§ **Your goal**
Below are entries. Pull out all lines containing "corrects".

§ **Material provided**
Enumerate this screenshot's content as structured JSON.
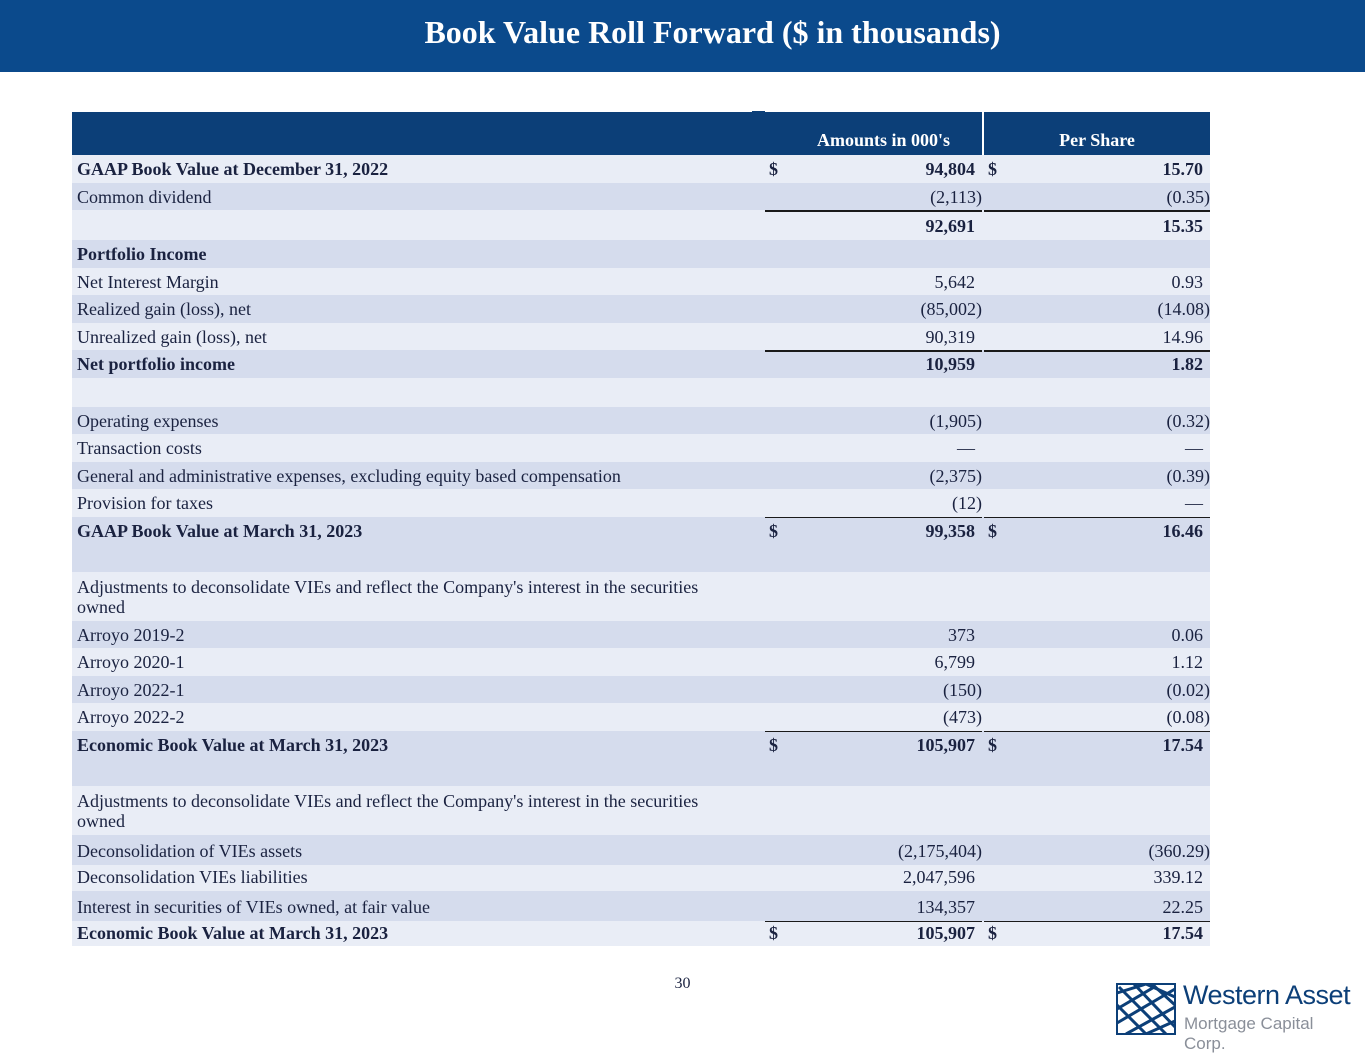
{
  "header": {
    "title": "Book Value Roll Forward ($ in thousands)"
  },
  "table": {
    "columns": {
      "amounts": "Amounts in 000's",
      "per_share": "Per Share"
    },
    "rows": [
      {
        "label": "GAAP Book Value at December 31, 2022",
        "d1": "$",
        "amount": "94,804",
        "d2": "$",
        "per_share": "15.70"
      },
      {
        "label": "Common dividend",
        "amount": "(2,113)",
        "per_share": "(0.35)"
      },
      {
        "label": "",
        "amount": "92,691",
        "per_share": "15.35"
      },
      {
        "label": "Portfolio Income",
        "amount": "",
        "per_share": ""
      },
      {
        "label": "Net Interest Margin",
        "amount": "5,642",
        "per_share": "0.93"
      },
      {
        "label": "Realized gain (loss), net",
        "amount": "(85,002)",
        "per_share": "(14.08)"
      },
      {
        "label": "Unrealized gain (loss), net",
        "amount": "90,319",
        "per_share": "14.96"
      },
      {
        "label": "Net portfolio income",
        "amount": "10,959",
        "per_share": "1.82"
      },
      {
        "label": "",
        "amount": "",
        "per_share": ""
      },
      {
        "label": "Operating expenses",
        "amount": "(1,905)",
        "per_share": "(0.32)"
      },
      {
        "label": "Transaction costs",
        "amount": "—",
        "per_share": "—"
      },
      {
        "label": "General and administrative expenses, excluding equity based compensation",
        "amount": "(2,375)",
        "per_share": "(0.39)"
      },
      {
        "label": "Provision for taxes",
        "amount": "(12)",
        "per_share": "—"
      },
      {
        "label": "GAAP Book Value at March 31, 2023",
        "d1": "$",
        "amount": "99,358",
        "d2": "$",
        "per_share": "16.46"
      },
      {
        "label": "Adjustments to deconsolidate VIEs and reflect the Company's interest in the securities owned"
      },
      {
        "label": "Arroyo 2019-2",
        "amount": "373",
        "per_share": "0.06"
      },
      {
        "label": "Arroyo 2020-1",
        "amount": "6,799",
        "per_share": "1.12"
      },
      {
        "label": "Arroyo 2022-1",
        "amount": "(150)",
        "per_share": "(0.02)"
      },
      {
        "label": "Arroyo 2022-2",
        "amount": "(473)",
        "per_share": "(0.08)"
      },
      {
        "label": "Economic Book Value at March 31, 2023",
        "d1": "$",
        "amount": "105,907",
        "d2": "$",
        "per_share": "17.54"
      },
      {
        "label": "Adjustments to deconsolidate VIEs and reflect the Company's interest in the securities owned"
      },
      {
        "label": "Deconsolidation of VIEs assets",
        "amount": "(2,175,404)",
        "per_share": "(360.29)"
      },
      {
        "label": "Deconsolidation VIEs liabilities",
        "amount": "2,047,596",
        "per_share": "339.12"
      },
      {
        "label": "Interest in securities of VIEs owned, at fair value",
        "amount": "134,357",
        "per_share": "22.25"
      },
      {
        "label": "Economic Book Value at March 31, 2023",
        "d1": "$",
        "amount": "105,907",
        "d2": "$",
        "per_share": "17.54"
      }
    ]
  },
  "page_number": "30",
  "logo": {
    "line1": "Western Asset",
    "line2": "Mortgage Capital Corp."
  },
  "colors": {
    "header_bg": "#0b4a8c",
    "table_header_bg": "#0c3f78",
    "row_light": "#e9edf6",
    "row_dark": "#d5dced",
    "brand": "#0c3f78"
  }
}
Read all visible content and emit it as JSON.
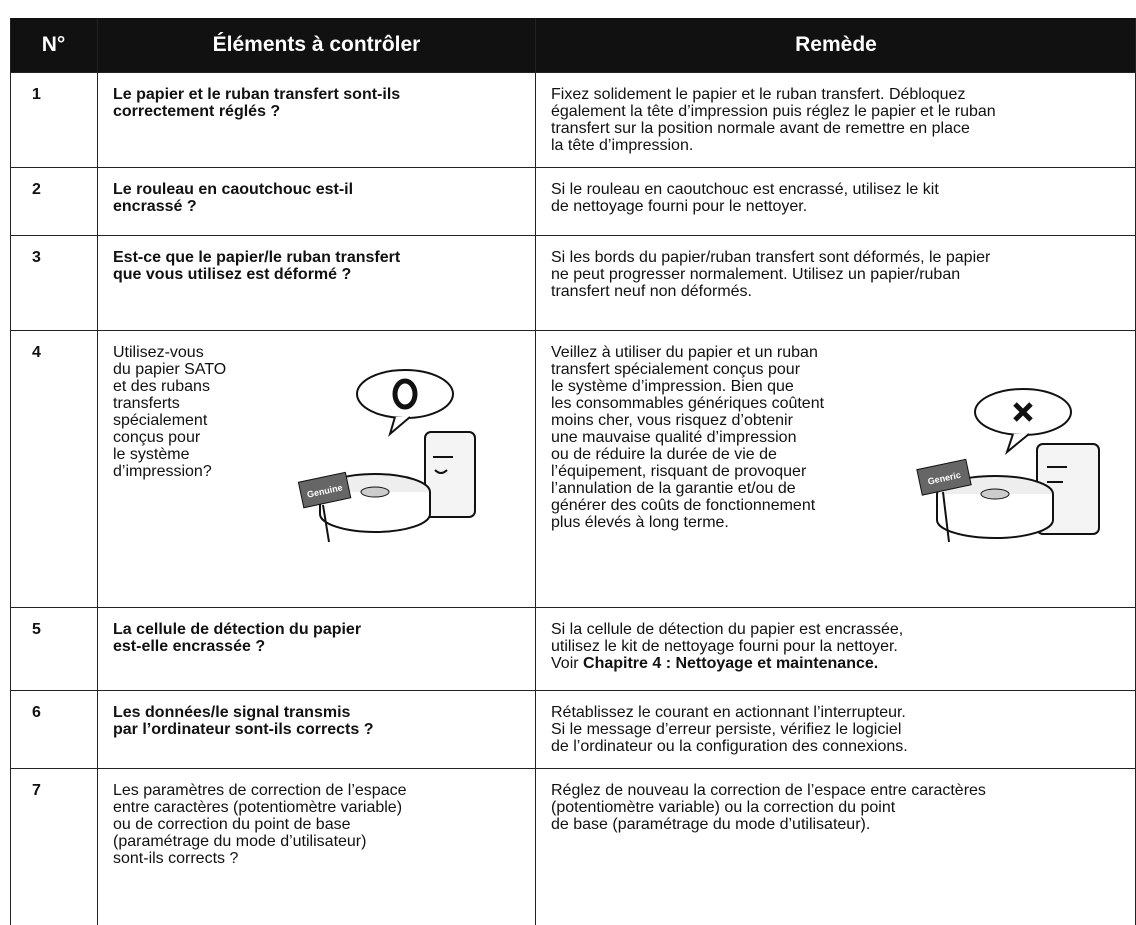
{
  "header": {
    "number": "N°",
    "items": "Éléments à contrôler",
    "remedy": "Remède"
  },
  "rows": [
    {
      "number": "1",
      "item": [
        "Le papier et le ruban transfert sont-ils",
        "correctement réglés ?"
      ],
      "item_bold": true,
      "remedy": [
        "Fixez solidement le papier et le ruban transfert. Débloquez",
        "également la tête d’impression puis réglez le papier et le ruban",
        "transfert sur la position normale avant de remettre en place",
        "la tête d’impression."
      ]
    },
    {
      "number": "2",
      "item": [
        "Le rouleau en caoutchouc est-il",
        "encrassé ?"
      ],
      "item_bold": true,
      "remedy": [
        "Si le rouleau en caoutchouc est encrassé, utilisez le kit",
        "de nettoyage fourni pour le nettoyer."
      ]
    },
    {
      "number": "3",
      "item": [
        "Est-ce que le papier/le ruban transfert",
        "que vous utilisez est déformé ?"
      ],
      "item_bold": true,
      "remedy": [
        "Si les bords du papier/ruban transfert sont déformés, le papier",
        "ne peut progresser normalement. Utilisez un papier/ruban",
        "transfert neuf non déformés."
      ]
    },
    {
      "number": "4",
      "item": [
        "Utilisez-vous",
        "du papier SATO",
        "et des rubans",
        "transferts",
        "spécialement",
        "conçus pour",
        "le système",
        "d’impression?"
      ],
      "item_bold": false,
      "item_sign": "Genuine",
      "remedy": [
        "Veillez à utiliser du papier et un ruban",
        "transfert spécialement conçus pour",
        "le système d’impression. Bien que",
        "les consommables génériques coûtent",
        "moins cher, vous risquez d’obtenir",
        "une mauvaise qualité d’impression",
        "ou de réduire la durée de vie de",
        "l’équipement, risquant de provoquer",
        "l’annulation de la garantie et/ou de",
        "générer des coûts de fonctionnement",
        "plus élevés à long terme."
      ],
      "remedy_sign": "Generic"
    },
    {
      "number": "5",
      "item": [
        "La cellule de détection du papier",
        "est-elle encrassée ?"
      ],
      "item_bold": true,
      "remedy": [
        "Si la cellule de détection du papier est encrassée,",
        "utilisez le kit de nettoyage fourni pour la nettoyer.",
        "Voir "
      ],
      "remedy_reference": "Chapitre 4 : Nettoyage et maintenance."
    },
    {
      "number": "6",
      "item": [
        "Les données/le signal transmis",
        "par l’ordinateur sont-ils corrects ?"
      ],
      "item_bold": true,
      "remedy": [
        "Rétablissez le courant en actionnant l’interrupteur.",
        "Si le message d’erreur persiste, vérifiez le logiciel",
        "de l’ordinateur ou la configuration des connexions."
      ]
    },
    {
      "number": "7",
      "item": [
        "Les paramètres de correction de l’espace",
        "entre caractères (potentiomètre variable)",
        "ou de correction du point de base",
        "(paramétrage du mode d’utilisateur)",
        "sont-ils corrects ?"
      ],
      "item_bold": false,
      "remedy": [
        "Réglez de nouveau la correction de l’espace entre caractères",
        "(potentiomètre variable) ou la correction du point",
        "de base (paramétrage du mode d’utilisateur)."
      ]
    }
  ]
}
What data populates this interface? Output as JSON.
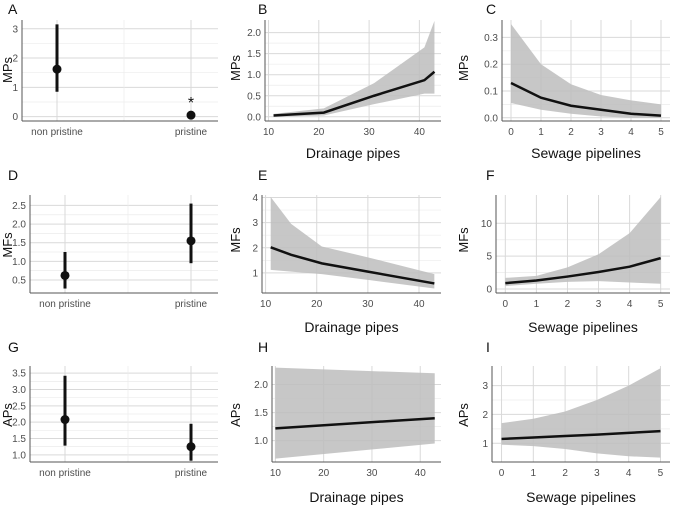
{
  "chart_data": [
    {
      "letter": "A",
      "type": "scatter",
      "variant": "categorical-errorbar",
      "categories": [
        "non pristine",
        "pristine"
      ],
      "values": [
        1.62,
        0.05
      ],
      "lower": [
        0.85,
        null
      ],
      "upper": [
        3.15,
        null
      ],
      "ylabel": "MPs",
      "xlabel": "",
      "yticks": [
        0,
        1,
        2,
        3
      ],
      "ylim": [
        -0.15,
        3.3
      ],
      "annotations": [
        {
          "category": "pristine",
          "text": "*",
          "y": 0.5
        }
      ]
    },
    {
      "letter": "B",
      "type": "line",
      "variant": "ribbon",
      "x": [
        11,
        21,
        31,
        41,
        43
      ],
      "values": [
        0.03,
        0.1,
        0.5,
        0.87,
        1.07
      ],
      "lower": [
        0.0,
        0.03,
        0.3,
        0.55,
        0.55
      ],
      "upper": [
        0.07,
        0.2,
        0.8,
        1.65,
        2.28
      ],
      "ylabel": "MPs",
      "xlabel": "Drainage pipes",
      "xticks": [
        10,
        20,
        30,
        40
      ],
      "xlim": [
        9.3,
        44.3
      ],
      "yticks": [
        0.0,
        0.5,
        1.0,
        1.5,
        2.0
      ],
      "ylim": [
        -0.1,
        2.3
      ]
    },
    {
      "letter": "C",
      "type": "line",
      "variant": "ribbon",
      "x": [
        0,
        1,
        2,
        3,
        4,
        5
      ],
      "values": [
        0.13,
        0.075,
        0.045,
        0.03,
        0.015,
        0.008
      ],
      "lower": [
        0.055,
        0.03,
        0.015,
        0.005,
        0.0,
        0.0
      ],
      "upper": [
        0.35,
        0.2,
        0.125,
        0.085,
        0.065,
        0.05
      ],
      "ylabel": "MPs",
      "xlabel": "Sewage pipelines",
      "xticks": [
        0,
        1,
        2,
        3,
        4,
        5
      ],
      "xlim": [
        -0.3,
        5.3
      ],
      "yticks": [
        0.0,
        0.1,
        0.2,
        0.3
      ],
      "ylim": [
        -0.012,
        0.365
      ]
    },
    {
      "letter": "D",
      "type": "scatter",
      "variant": "categorical-errorbar",
      "categories": [
        "non pristine",
        "pristine"
      ],
      "values": [
        0.62,
        1.55
      ],
      "lower": [
        0.27,
        0.95
      ],
      "upper": [
        1.25,
        2.55
      ],
      "ylabel": "MFs",
      "xlabel": "",
      "yticks": [
        0.5,
        1.0,
        1.5,
        2.0,
        2.5
      ],
      "ylim": [
        0.15,
        2.78
      ]
    },
    {
      "letter": "E",
      "type": "line",
      "variant": "ribbon",
      "x": [
        11,
        15,
        21,
        30,
        43
      ],
      "values": [
        2.02,
        1.72,
        1.38,
        1.05,
        0.58
      ],
      "lower": [
        1.12,
        1.05,
        0.95,
        0.72,
        0.38
      ],
      "upper": [
        4.02,
        2.95,
        2.05,
        1.62,
        0.95
      ],
      "ylabel": "MFs",
      "xlabel": "Drainage pipes",
      "xticks": [
        10,
        20,
        30,
        40
      ],
      "xlim": [
        9.3,
        44.3
      ],
      "yticks": [
        1,
        2,
        3,
        4
      ],
      "ylim": [
        0.2,
        4.1
      ]
    },
    {
      "letter": "F",
      "type": "line",
      "variant": "ribbon",
      "x": [
        0,
        1,
        2,
        3,
        4,
        5
      ],
      "values": [
        0.9,
        1.3,
        1.9,
        2.6,
        3.4,
        4.7
      ],
      "lower": [
        0.45,
        0.8,
        1.1,
        1.2,
        1.0,
        0.8
      ],
      "upper": [
        1.7,
        2.0,
        3.3,
        5.3,
        8.5,
        14.0
      ],
      "ylabel": "MFs",
      "xlabel": "Sewage pipelines",
      "xticks": [
        0,
        1,
        2,
        3,
        4,
        5
      ],
      "xlim": [
        -0.3,
        5.3
      ],
      "yticks": [
        0,
        5,
        10
      ],
      "ylim": [
        -0.6,
        14.3
      ]
    },
    {
      "letter": "G",
      "type": "scatter",
      "variant": "categorical-errorbar",
      "categories": [
        "non pristine",
        "pristine"
      ],
      "values": [
        2.08,
        1.25
      ],
      "lower": [
        1.28,
        0.82
      ],
      "upper": [
        3.42,
        1.95
      ],
      "ylabel": "APs",
      "xlabel": "",
      "yticks": [
        1.0,
        1.5,
        2.0,
        2.5,
        3.0,
        3.5
      ],
      "ylim": [
        0.78,
        3.72
      ]
    },
    {
      "letter": "H",
      "type": "line",
      "variant": "ribbon",
      "x": [
        10,
        43
      ],
      "values": [
        1.22,
        1.4
      ],
      "lower": [
        0.68,
        0.95
      ],
      "upper": [
        2.3,
        2.2
      ],
      "ylabel": "APs",
      "xlabel": "Drainage pipes",
      "xticks": [
        10,
        20,
        30,
        40
      ],
      "xlim": [
        9.3,
        44.3
      ],
      "yticks": [
        1.0,
        1.5,
        2.0
      ],
      "ylim": [
        0.62,
        2.33
      ]
    },
    {
      "letter": "I",
      "type": "line",
      "variant": "ribbon",
      "x": [
        0,
        1,
        2,
        3,
        4,
        5
      ],
      "values": [
        1.15,
        1.2,
        1.25,
        1.3,
        1.36,
        1.42
      ],
      "lower": [
        0.95,
        0.9,
        0.8,
        0.65,
        0.55,
        0.5
      ],
      "upper": [
        1.7,
        1.85,
        2.1,
        2.5,
        3.0,
        3.6
      ],
      "ylabel": "APs",
      "xlabel": "Sewage pipelines",
      "xticks": [
        0,
        1,
        2,
        3,
        4,
        5
      ],
      "xlim": [
        -0.3,
        5.3
      ],
      "yticks": [
        1,
        2,
        3
      ],
      "ylim": [
        0.35,
        3.68
      ]
    }
  ],
  "colors": {
    "line": "#111111",
    "ribbon": "#bdbdbd",
    "grid": "#d9d9d9",
    "axis": "#555555"
  }
}
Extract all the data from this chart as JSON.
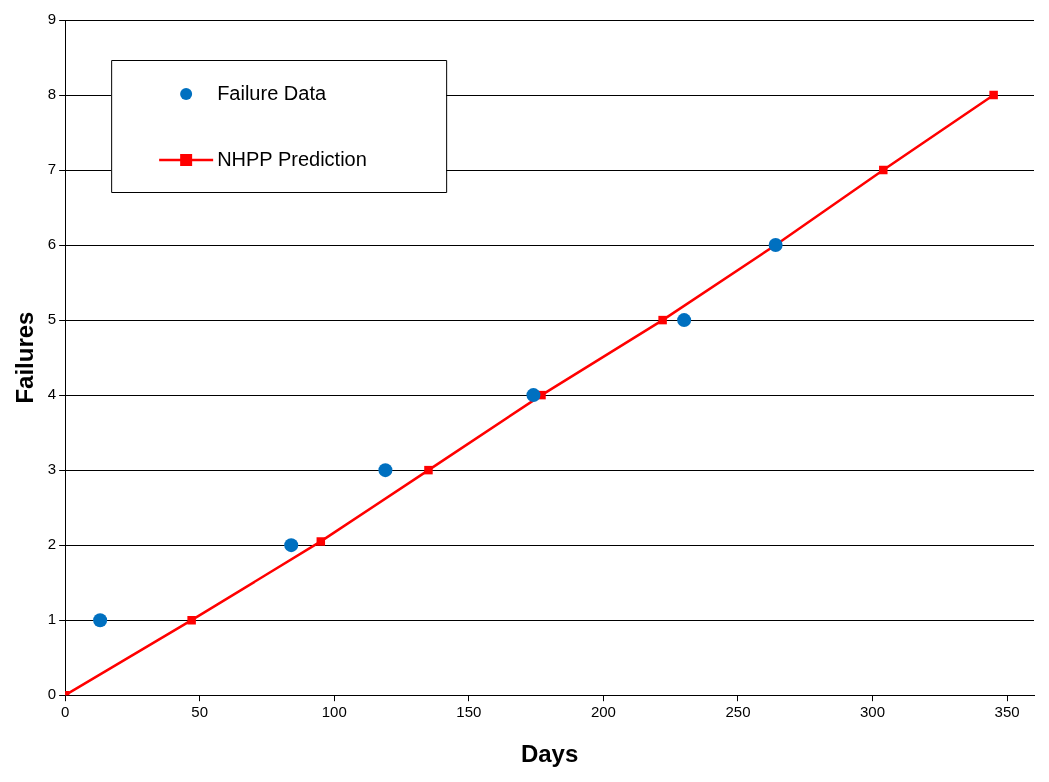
{
  "chart_data": {
    "type": "scatter",
    "xlabel": "Days",
    "ylabel": "Failures",
    "xlim": [
      0,
      360
    ],
    "ylim": [
      0,
      9
    ],
    "xticks": [
      0,
      50,
      100,
      150,
      200,
      250,
      300,
      350
    ],
    "yticks": [
      0,
      1,
      2,
      3,
      4,
      5,
      6,
      7,
      8,
      9
    ],
    "grid": "y",
    "legend": "top left",
    "series": [
      {
        "name": "Failure Data",
        "color": "#0070c0",
        "marker": "circle",
        "x": [
          13,
          84,
          119,
          174,
          230,
          264
        ],
        "values": [
          1,
          2,
          3,
          4,
          5,
          6
        ]
      },
      {
        "name": "NHPP Prediction",
        "type": "line",
        "color": "#ff0000",
        "marker": "square",
        "line_style": "solid",
        "x": [
          0,
          47,
          95,
          135,
          177,
          222,
          264,
          304,
          345
        ],
        "values": [
          0,
          1,
          2.05,
          3,
          4,
          5,
          6,
          7,
          8
        ]
      }
    ]
  }
}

§ **Task answer**
        "par l’ordinateur sont-ils corrects ?"
        "sont-ils corrects ?"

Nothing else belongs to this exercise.